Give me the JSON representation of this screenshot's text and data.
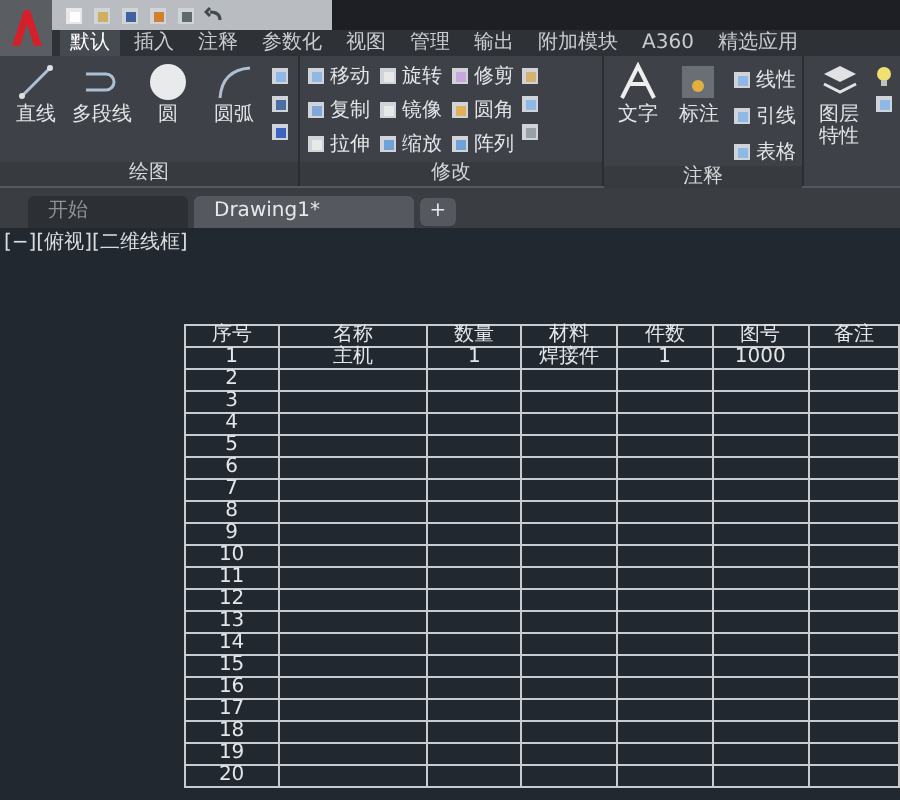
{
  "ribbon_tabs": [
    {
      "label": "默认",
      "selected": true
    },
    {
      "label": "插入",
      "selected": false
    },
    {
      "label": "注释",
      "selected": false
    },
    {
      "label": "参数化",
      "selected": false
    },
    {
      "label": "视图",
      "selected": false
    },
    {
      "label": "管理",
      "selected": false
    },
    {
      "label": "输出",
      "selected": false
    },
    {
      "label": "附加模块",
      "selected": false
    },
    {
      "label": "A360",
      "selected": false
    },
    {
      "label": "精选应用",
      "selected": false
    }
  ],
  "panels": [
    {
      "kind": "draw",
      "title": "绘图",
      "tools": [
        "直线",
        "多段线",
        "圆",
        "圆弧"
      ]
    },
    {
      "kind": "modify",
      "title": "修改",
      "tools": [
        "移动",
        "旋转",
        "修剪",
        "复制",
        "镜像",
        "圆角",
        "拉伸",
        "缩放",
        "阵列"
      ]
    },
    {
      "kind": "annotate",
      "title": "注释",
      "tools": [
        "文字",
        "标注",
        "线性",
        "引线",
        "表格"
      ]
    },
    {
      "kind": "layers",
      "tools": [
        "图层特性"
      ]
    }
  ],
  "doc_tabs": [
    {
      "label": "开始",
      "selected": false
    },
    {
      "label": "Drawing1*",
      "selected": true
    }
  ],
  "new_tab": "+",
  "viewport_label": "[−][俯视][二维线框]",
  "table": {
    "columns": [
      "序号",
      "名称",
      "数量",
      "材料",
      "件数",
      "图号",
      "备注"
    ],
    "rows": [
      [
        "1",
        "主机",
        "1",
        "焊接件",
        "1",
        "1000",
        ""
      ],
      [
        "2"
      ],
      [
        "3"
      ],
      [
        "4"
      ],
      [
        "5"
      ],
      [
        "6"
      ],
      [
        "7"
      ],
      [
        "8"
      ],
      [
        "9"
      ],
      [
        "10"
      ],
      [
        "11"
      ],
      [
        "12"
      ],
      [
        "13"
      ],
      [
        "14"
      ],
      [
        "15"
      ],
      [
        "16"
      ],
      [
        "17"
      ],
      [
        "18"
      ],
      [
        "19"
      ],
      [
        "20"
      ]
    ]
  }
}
+-------+
## AIM:
Repeat the data exactly in full, omitting its pictures.

## SOLUTION:
Give me the JSON representation of this screenshot's text and data.
{
  "ribbon_tabs": [
    {
      "label": "默认",
      "selected": true
    },
    {
      "label": "插入",
      "selected": false
    },
    {
      "label": "注释",
      "selected": false
    },
    {
      "label": "参数化",
      "selected": false
    },
    {
      "label": "视图",
      "selected": false
    },
    {
      "label": "管理",
      "selected": false
    },
    {
      "label": "输出",
      "selected": false
    },
    {
      "label": "附加模块",
      "selected": false
    },
    {
      "label": "A360",
      "selected": false
    },
    {
      "label": "精选应用",
      "selected": false
    }
  ],
  "panels": [
    {
      "kind": "draw",
      "title": "绘图",
      "tools": [
        "直线",
        "多段线",
        "圆",
        "圆弧"
      ]
    },
    {
      "kind": "modify",
      "title": "修改",
      "tools": [
        "移动",
        "旋转",
        "修剪",
        "复制",
        "镜像",
        "圆角",
        "拉伸",
        "缩放",
        "阵列"
      ]
    },
    {
      "kind": "annotate",
      "title": "注释",
      "tools": [
        "文字",
        "标注",
        "线性",
        "引线",
        "表格"
      ]
    },
    {
      "kind": "layers",
      "tools": [
        "图层特性"
      ]
    }
  ],
  "doc_tabs": [
    {
      "label": "开始",
      "selected": false
    },
    {
      "label": "Drawing1*",
      "selected": true
    }
  ],
  "new_tab": "+",
  "viewport_label": "[−][俯视][二维线框]",
  "table": {
    "columns": [
      "序号",
      "名称",
      "数量",
      "材料",
      "件数",
      "图号",
      "备注"
    ],
    "rows": [
      [
        "1",
        "主机",
        "1",
        "焊接件",
        "1",
        "1000",
        ""
      ],
      [
        "2"
      ],
      [
        "3"
      ],
      [
        "4"
      ],
      [
        "5"
      ],
      [
        "6"
      ],
      [
        "7"
      ],
      [
        "8"
      ],
      [
        "9"
      ],
      [
        "10"
      ],
      [
        "11"
      ],
      [
        "12"
      ],
      [
        "13"
      ],
      [
        "14"
      ],
      [
        "15"
      ],
      [
        "16"
      ],
      [
        "17"
      ],
      [
        "18"
      ],
      [
        "19"
      ],
      [
        "20"
      ]
    ]
  }
}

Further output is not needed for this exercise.